____ RECORDS FOR THIS EXERCISE

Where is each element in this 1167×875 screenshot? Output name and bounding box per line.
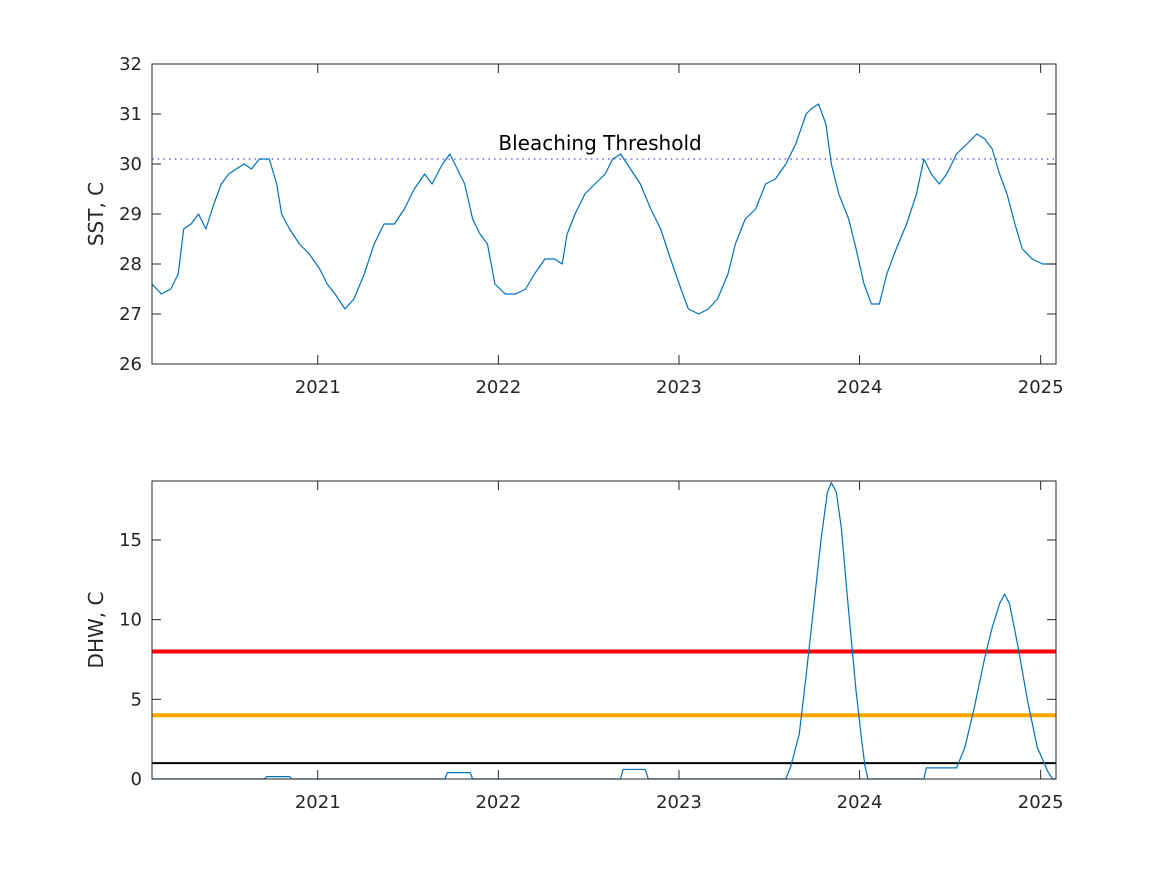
axes-box (151, 480, 1057, 780)
y-tick-label: 27 (119, 304, 142, 325)
x-tick-label: 2024 (837, 377, 883, 398)
y-tick-label: 31 (119, 104, 142, 125)
y-tick-label: 32 (119, 54, 142, 75)
y-tick-label: 15 (119, 530, 142, 551)
y-tick-label: 0 (131, 769, 142, 790)
x-tick-label: 2022 (475, 792, 521, 813)
x-tick-label: 2021 (295, 792, 341, 813)
x-tick-label: 2022 (475, 377, 521, 398)
y-tick-label: 30 (119, 154, 142, 175)
series-line-0 (152, 481, 1056, 780)
x-tick-label: 2025 (1018, 792, 1064, 813)
x-tick-label: 2023 (656, 377, 702, 398)
sst-panel: 2021 2022 2023 2024 2025 26 27 28 29 30 31 32 SST, C… (84, 54, 1064, 398)
y-axis-label: SST, C (84, 182, 108, 246)
x-tick-label: 2021 (295, 377, 341, 398)
y-axis-label: DHW, C (84, 592, 108, 669)
x-tick-label: 2023 (656, 792, 702, 813)
y-tick-label: 5 (131, 689, 142, 710)
dhw-panel: 2021 2022 2023 2024 2025 0 5 10 15 DHW, C (84, 480, 1064, 813)
y-tick-label: 26 (119, 354, 142, 375)
y-tick-label: 28 (119, 254, 142, 275)
bleaching-threshold-label: Bleaching Threshold (498, 131, 701, 155)
y-tick-label: 10 (119, 610, 142, 631)
series-line-0 (151, 103, 1056, 315)
x-tick-label: 2024 (837, 792, 883, 813)
y-tick-label: 29 (119, 204, 142, 225)
x-tick-label: 2025 (1018, 377, 1064, 398)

________

### [GIVEN REQUEST]
Reproduce the item above line for line with no changes, but leave out the picture.

### [WRITTEN RESPONSE]
Where is each element in this 1167×875 screenshot? Output name and bounding box per line.
axes-box (151, 480, 1057, 780)
y-tick-label: 27 (119, 304, 142, 325)
x-tick-label: 2024 (837, 377, 883, 398)
y-tick-label: 31 (119, 104, 142, 125)
y-tick-label: 32 (119, 54, 142, 75)
y-tick-label: 15 (119, 530, 142, 551)
y-tick-label: 0 (131, 769, 142, 790)
x-tick-label: 2022 (475, 792, 521, 813)
x-tick-label: 2021 (295, 792, 341, 813)
x-tick-label: 2022 (475, 377, 521, 398)
y-tick-label: 30 (119, 154, 142, 175)
series-line-0 (152, 481, 1056, 780)
x-tick-label: 2025 (1018, 792, 1064, 813)
x-tick-label: 2023 (656, 377, 702, 398)
sst-panel: 2021 2022 2023 2024 2025 26 27 28 29 30 31 32 SST, C… (84, 54, 1064, 398)
y-axis-label: SST, C (84, 182, 108, 246)
x-tick-label: 2021 (295, 377, 341, 398)
y-axis-label: DHW, C (84, 592, 108, 669)
x-tick-label: 2023 (656, 792, 702, 813)
y-tick-label: 5 (131, 689, 142, 710)
dhw-panel: 2021 2022 2023 2024 2025 0 5 10 15 DHW, C (84, 480, 1064, 813)
y-tick-label: 26 (119, 354, 142, 375)
y-tick-label: 28 (119, 254, 142, 275)
bleaching-threshold-label: Bleaching Threshold (498, 131, 701, 155)
y-tick-label: 10 (119, 610, 142, 631)
series-line-0 (151, 103, 1056, 315)
x-tick-label: 2024 (837, 792, 883, 813)
y-tick-label: 29 (119, 204, 142, 225)
x-tick-label: 2025 (1018, 377, 1064, 398)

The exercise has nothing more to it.